— Task requirements —
From the listing below, pull out all lines with "Κομνηνῶν" in them.

Rows from a dataset:
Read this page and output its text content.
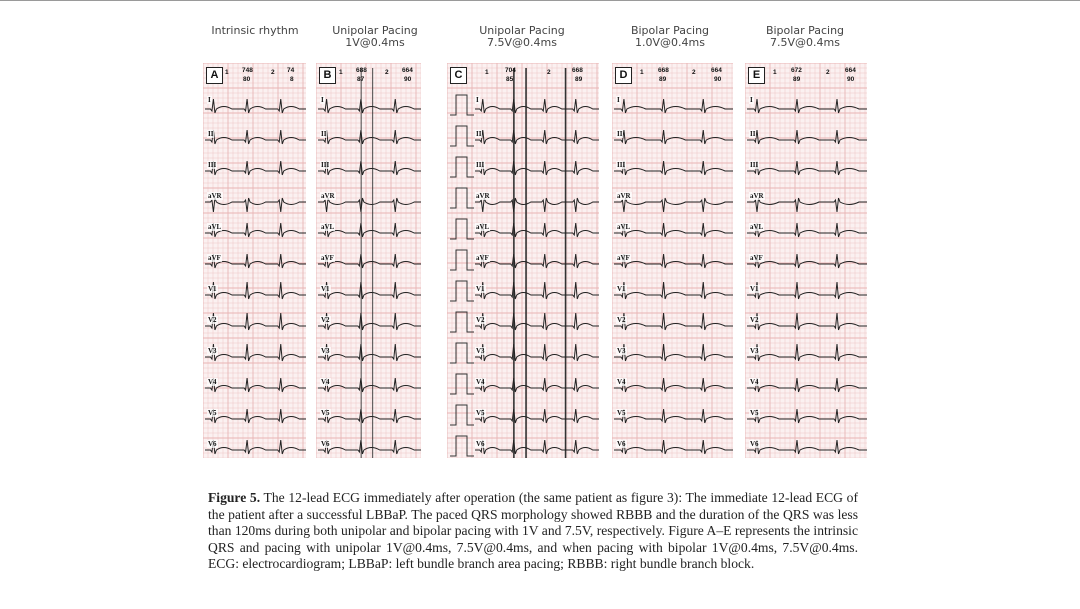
Intrinsic rhythm
I
II
III
aVR
aVL
aVF
V1
V2
V3
V4
V5
V6
A	1 748
80
2 74
8
Unipolar Pacing
1V@0.4ms
I
II
III
aVR
aVL
aVF
V1
V2
V3
V4
V5
V6
B	1 688
87
2 664
90
Unipolar Pacing
7.5V@0.4ms
I
II
III
aVR
aVL
aVF
V1
V2
V3
V4
V5
V6
C	1	704
85
2	668
89
Bipolar Pacing
1.0V@0.4ms
I
II
III
aVR
aVL
aVF
V1
V2
V3
V4
V5
V6
D	1 668
89
2 664
90
Bipolar Pacing
7.5V@0.4ms
I
II
III
aVR
aVL
aVF
V1
V2
V3
V4
V5
V6
E	1 672
89
2 664
90
Figure 5. The 12-lead ECG immediately after operation (the same patient as figure 3): The immediate 12-lead ECG of the patient after a successful LBBaP. The paced QRS morphology showed RBBB and the duration of the QRS was less than 120ms during both unipolar and bipolar pacing with 1V and 7.5V, respectively. Figure A–E represents the intrinsic QRS and pacing with unipolar 1V@0.4ms, 7.5V@0.4ms, and when pacing with bipolar 1V@0.4ms, 7.5V@0.4ms. ECG: electrocardiogram; LBBaP: left bundle branch area pacing; RBBB: right bundle branch block.
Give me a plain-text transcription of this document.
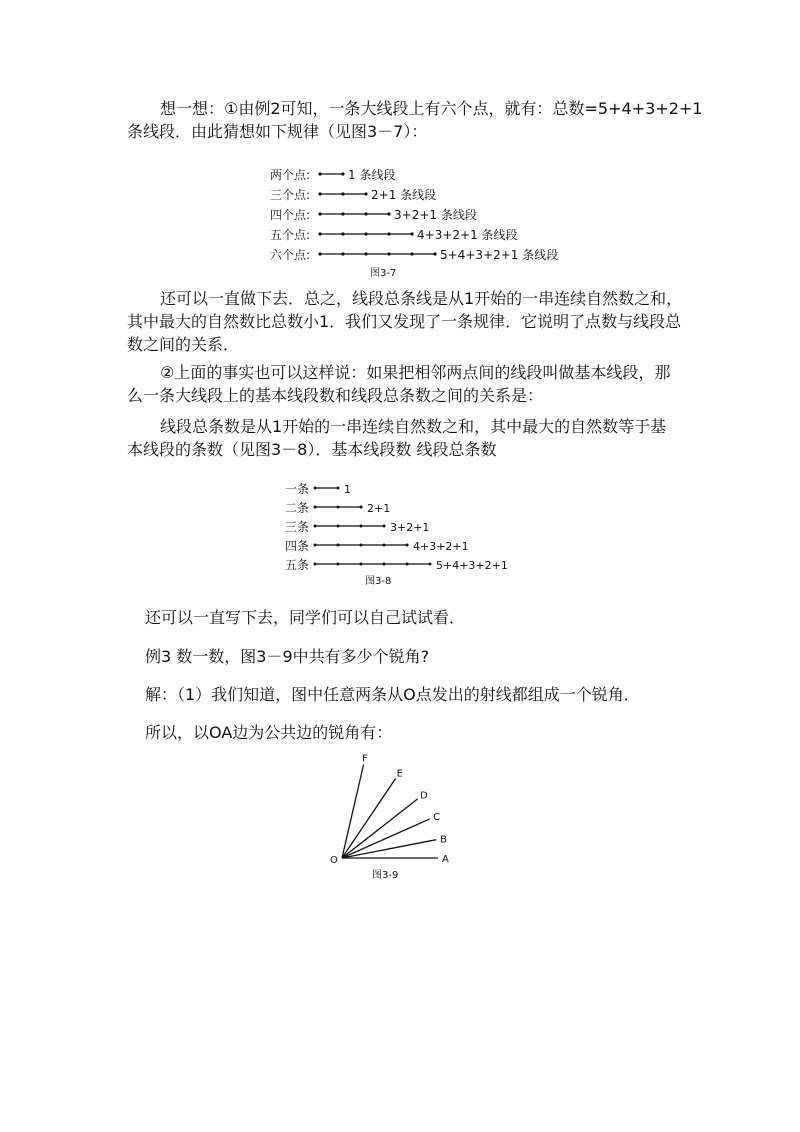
想一想：①由例2可知，一条大线段上有六个点，就有：总数=5+4+3+2+1

条线段．由此猜想如下规律（见图3－7）：

两个点:	1 条线段
三个点:	2+1 条线段
四个点:	3+2+1 条线段
五个点:	4+3+2+1 条线段
六个点:	5+4+3+2+1 条线段
图3-7

还可以一直做下去．总之，线段总条线是从1开始的一串连续自然数之和，

其中最大的自然数比总数小1．我们又发现了一条规律．它说明了点数与线段总

数之间的关系．

②上面的事实也可以这样说：如果把相邻两点间的线段叫做基本线段，那

么一条大线段上的基本线段数和线段总条数之间的关系是：

线段总条数是从1开始的一串连续自然数之和，其中最大的自然数等于基

本线段的条数（见图3－8）．基本线段数 线段总条数

一条	1
二条	2+1
三条	3+2+1
四条	4+3+2+1
五条	5+4+3+2+1
图3-8

还可以一直写下去，同学们可以自己试试看．

例3 数一数，图3－9中共有多少个锐角?

解：（1）我们知道，图中任意两条从O点发出的射线都组成一个锐角．

所以，以OA边为公共边的锐角有：

A
B
C
D
E
F
O
图3-9
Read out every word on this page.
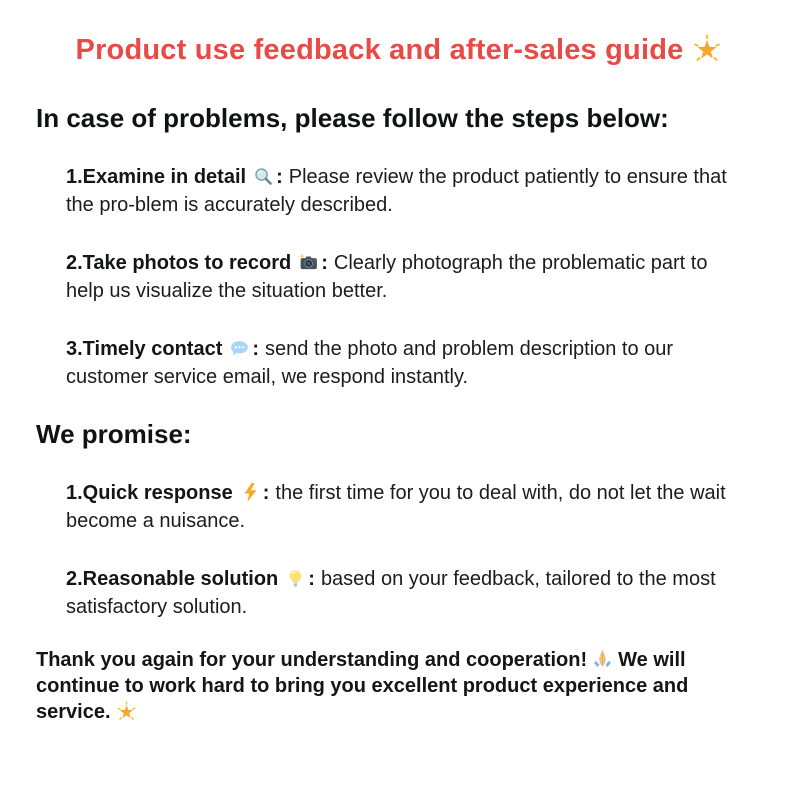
Product use feedback and after-sales guide
In case of problems, please follow the steps below:

1.Examine in detail : Please review the product patiently to ensure that the pro-blem is accurately described.

2.Take photos to record : Clearly photograph the problematic part to help us visualize the situation better.

3.Timely contact : send the photo and problem description to our customer service email, we respond instantly.

We promise:

1.Quick response : the first time for you to deal with, do not let the wait become a nuisance.

2.Reasonable solution : based on your feedback, tailored to the most satisfactory solution.

Thank you again for your understanding and cooperation! We will continue to work hard to bring you excellent product experience and service.
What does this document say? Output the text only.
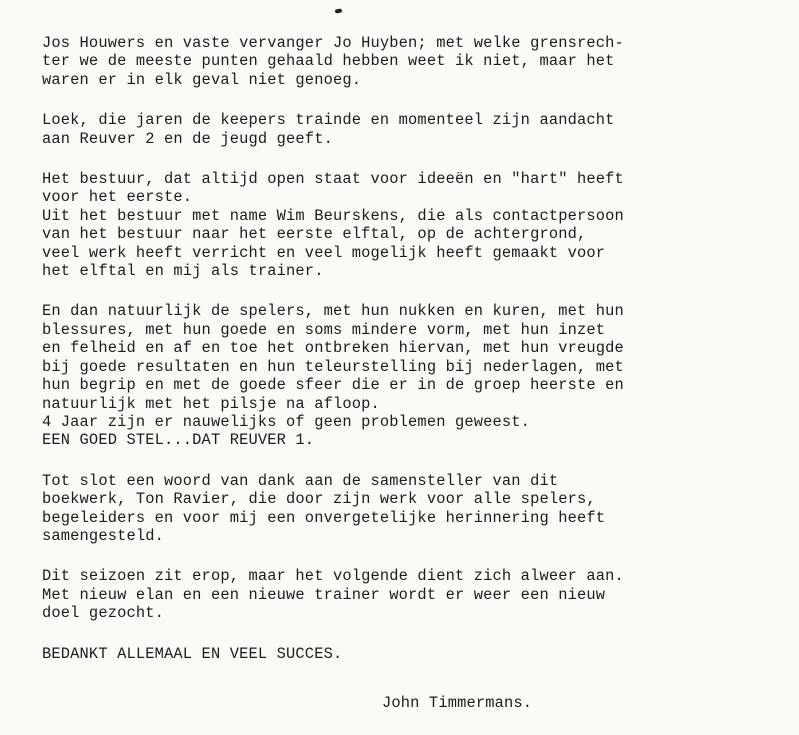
Jos Houwers en vaste vervanger Jo Huyben; met welke grensrech-
ter we de meeste punten gehaald hebben weet ik niet, maar het
waren er in elk geval niet genoeg.
Loek, die jaren de keepers trainde en momenteel zijn aandacht
aan Reuver 2 en de jeugd geeft.
Het bestuur, dat altijd open staat voor ideeën en "hart" heeft
voor het eerste.
Uit het bestuur met name Wim Beurskens, die als contactpersoon
van het bestuur naar het eerste elftal, op de achtergrond,
veel werk heeft verricht en veel mogelijk heeft gemaakt voor
het elftal en mij als trainer.
En dan natuurlijk de spelers, met hun nukken en kuren, met hun
blessures, met hun goede en soms mindere vorm, met hun inzet
en felheid en af en toe het ontbreken hiervan, met hun vreugde
bij goede resultaten en hun teleurstelling bij nederlagen, met
hun begrip en met de goede sfeer die er in de groep heerste en
natuurlijk met het pilsje na afloop.
4 Jaar zijn er nauwelijks of geen problemen geweest.
EEN GOED STEL...DAT REUVER 1.
Tot slot een woord van dank aan de samensteller van dit
boekwerk, Ton Ravier, die door zijn werk voor alle spelers,
begeleiders en voor mij een onvergetelijke herinnering heeft
samengesteld.
Dit seizoen zit erop, maar het volgende dient zich alweer aan.
Met nieuw elan en een nieuwe trainer wordt er weer een nieuw
doel gezocht.
BEDANKT ALLEMAAL EN VEEL SUCCES.
John Timmermans.
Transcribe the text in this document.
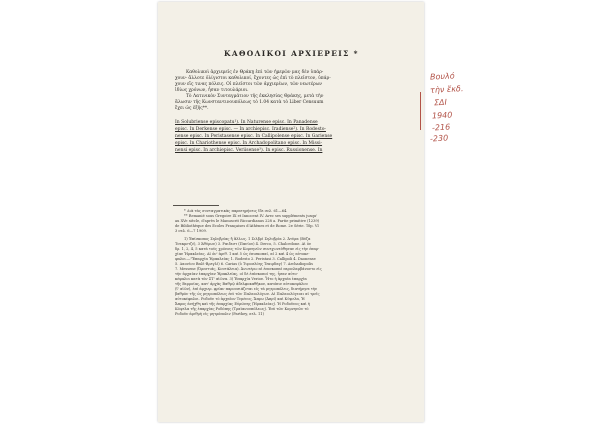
ΚΑΘΟΛΙΚΟΙ ΑΡΧΙΕΡΕΙΣ *
Καθολικοὶ ἀρχιερεῖς ἐν Θράκῃ ἐπὶ τῶν ἡμερῶν μας δὲν ὑπάρ-
χουν· ἄλλοτε ὀλίγιστοι καθολικοί, ἔχοντες ὡς ἐπὶ τὸ πλεῖστον, ὑπάρ-
χουν εἴς τινας πόλεις. Οἱ πλεῖστοι τῶν ἀρχιερέων, τῶν νεωτέρων
ἰδίως χρόνων, ἦσαν τιτουλάριοι.
Τὸ Λατινικὸν Συνταγμάτιον τῆς ἐκκλησίας Θράκης, μετὰ τὴν
ἅλωσιν τῆς Κωνσταντινουπόλεως τὸ 1.04 κατὰ τὸ Liber Censuum
ἔχει ὡς ἑξῆς**.
In Solubriense episcopatu¹). In Naturense episc. In Panadense
episc. In Derkense episc. — In archiepisc. Iradiense²). In Rodesto-
nense episc. In Peristasense episc. In Callipolense episc. In Gariense
episc. In Chariothense episc. In Archadopolitano episc. In Missi-
nensi episc. In archiepisc. Veriisense³). In episc. Russionense. In
* Διὰ τὰς συνταγματικὰς παρατηρήσεις ἴδε σελ. 61—64.
** Remanié sous Gregoire IX et Innocent IV. Avec ses suppléments jusqu'
au XVe siècle, d'après le Manuscrit Riccardianus 228 a. Partie primitive (1239)
de Bibliothèque des Ecoles Françaises d'Athènes et de Rome. 2e Série. Tôp. VI
3 σελ. 6—7 1909.
1) Ἐπίσκοπος Σηλυβρίας ἢ ἄλλως. 1 Σιλβρὶ Σηλυβρία 2. Ἀτύρα (Βύζα
Τσεκμετζέ), 3 Ἀθύρων) 3. Ραιδεστ (Πανίου) 4. Derco, 5. Chalcedone. Αἱ ὀν
δρ. 1, 2, 4, 5 κατὰ τοὺς χρόνους τῶν Κομνηνῶν συνεχωνεύθησαν εἰς τὴν ἐπαρ-
χίαν Ἡρακλείας. Αἱ ὀν' ἀριθ. 1 καὶ 5 ὡς ἐπισκοπαί, αἱ 2 καὶ 4 ὡς αὐτοκε-
φαλοι.—²Ἐπαρχία Ἡρακλείας 1. Rodesto 2. Peristasi 3. Callipoli 4. Daonense
5. Δαονίου Βαλὶ-Βρεγλί) 6. Carias (ὁ Τυροσλόης Τεκιρδαγ) 7. Archadiopolis
7. Messene (Ὀρεστιάς, Κουτάλεια). Ἀνωτέρω αἱ ἐπισκοπαὶ περιελαμβάνοντο εἰς
τὴν ἀρχαίαν ἐπαρχίαν Ἡρακλείας, οἱ δὲ ἐπίσκοποί της, ἦσαν αὐτο-
κέφαλοι κατὰ τὸν ΣΤ' αἰῶνα. 3) Ἐπαρχία Verioe. Ἦτο ἡ ἀρχαία ἐπαρχία
τῆς Βερροίας, κατ' ἀρχὰς Βαθμῷ ἀδελφοκαθῆκον, κατόπιν αὐτοκεφάλου
(ἴ' αἰῶν), ἐπὶ ἀρχιερ. φρίαν παρουσιάζεται εἰς τὰ μητροπόλεις, διατήρησε τὴν
βαθμὸν τῆς ὡς μητροπόλεως ἐπὶ τῶν Παλαιολόγων. Αἱ Παλαιολόγειαι αἱ τρεῖς
αὐτοκέφαλοι. Ροδοῦν τὸ ἀρχαῖον Τεμένος, Ἄπρω (Ἀπρί) καὶ Κύψελα, Ἡ
Ἄπρος ἀνήχθη καὶ τῆς ἐπαρχίας Εὐρώπης (Ἡρακλείας). Ἡ Ροδοῦνος καὶ ἡ
Κόψελα τῆς ἐπαρχίας Ροδόπης (Τραϊανουπόλεως). Ἐπὶ τῶν Κομνηνῶν τὸ
Ροδοῦν ἀριθμὴ εἰς μητρόπολιν (Parthey, σελ. 11)
Βουλό
τὴν ἔκδ.
ΣΔΙ
1940
-216
-230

— Task answer —
δρ. 1, 2, 4, 5 κατὰ τοὺς χρόνους τῶν Κομνηνῶν συνεχωνεύθησαν εἰς τὴν ἐπαρ-
Κόψελα τῆς ἐπαρχίας Ροδόπης (Τραϊανουπόλεως). Ἐπὶ τῶν Κομνηνῶν τὸ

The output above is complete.